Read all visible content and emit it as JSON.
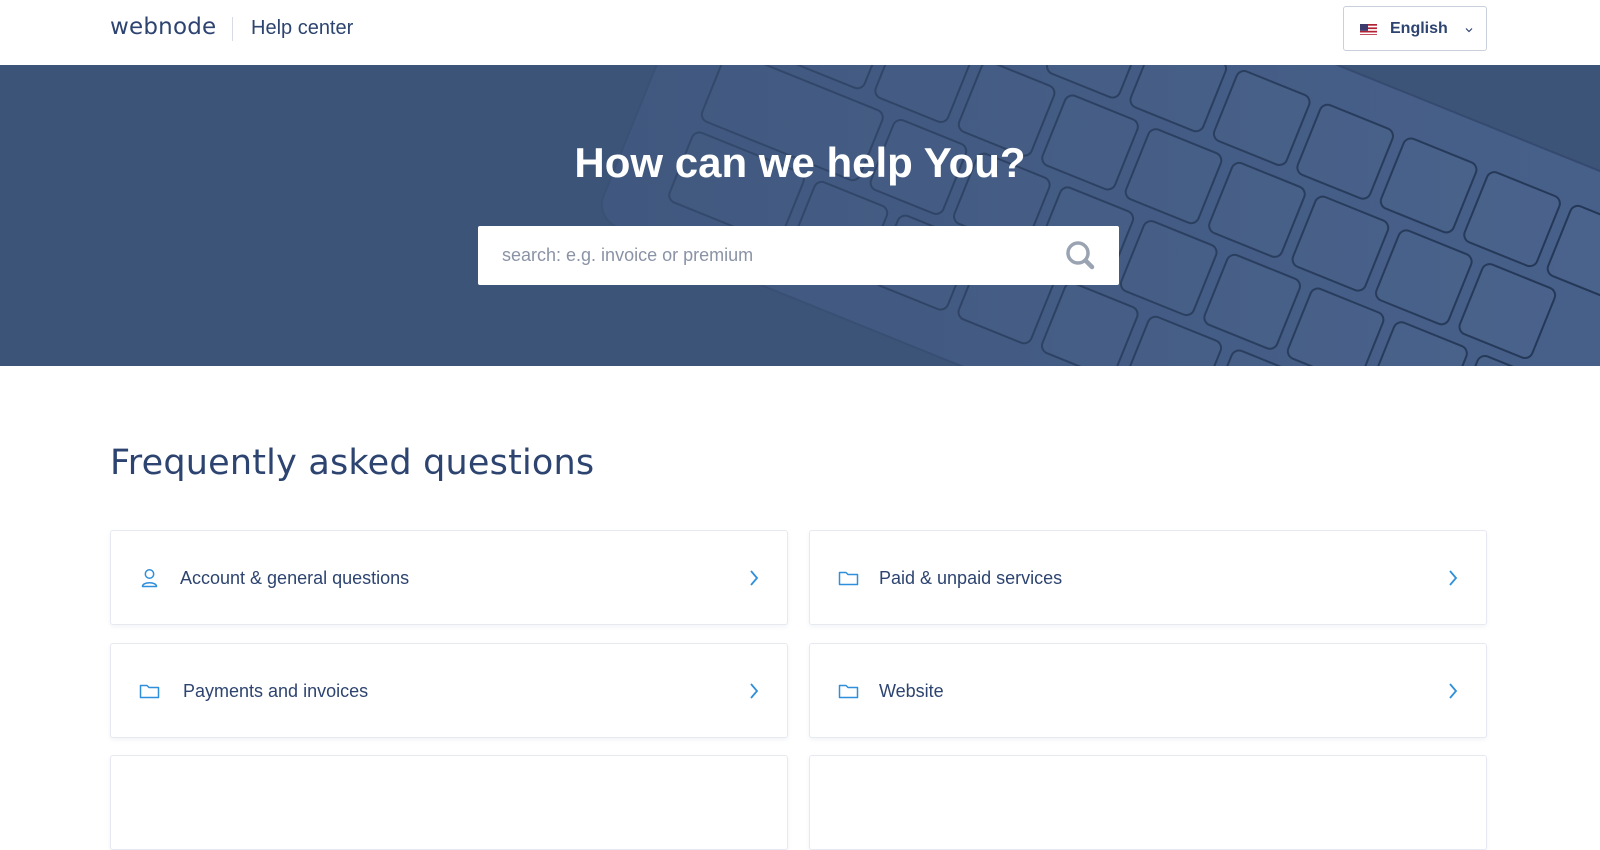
{
  "header": {
    "logo": "webnode",
    "section_title": "Help center",
    "language": {
      "label": "English",
      "flag": "us-flag-icon"
    }
  },
  "hero": {
    "title": "How can we help You?",
    "search": {
      "placeholder": "search: e.g. invoice or premium",
      "value": "",
      "icon": "search-icon"
    }
  },
  "faq": {
    "title": "Frequently asked questions",
    "items": [
      {
        "label": "Account & general questions",
        "icon": "user-icon"
      },
      {
        "label": "Paid & unpaid services",
        "icon": "folder-icon"
      },
      {
        "label": "Payments and invoices",
        "icon": "folder-icon"
      },
      {
        "label": "Website",
        "icon": "folder-icon"
      }
    ]
  },
  "colors": {
    "brand": "#2d4470",
    "accent": "#2f8fdb",
    "hero_bg": "#3d5479"
  }
}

■ ■ ■

- **YOUR TASK**
Identify the lines in the records above that contain the word "search", then state how many there are and nothing more.

- **EXERCISE ANSWER**
3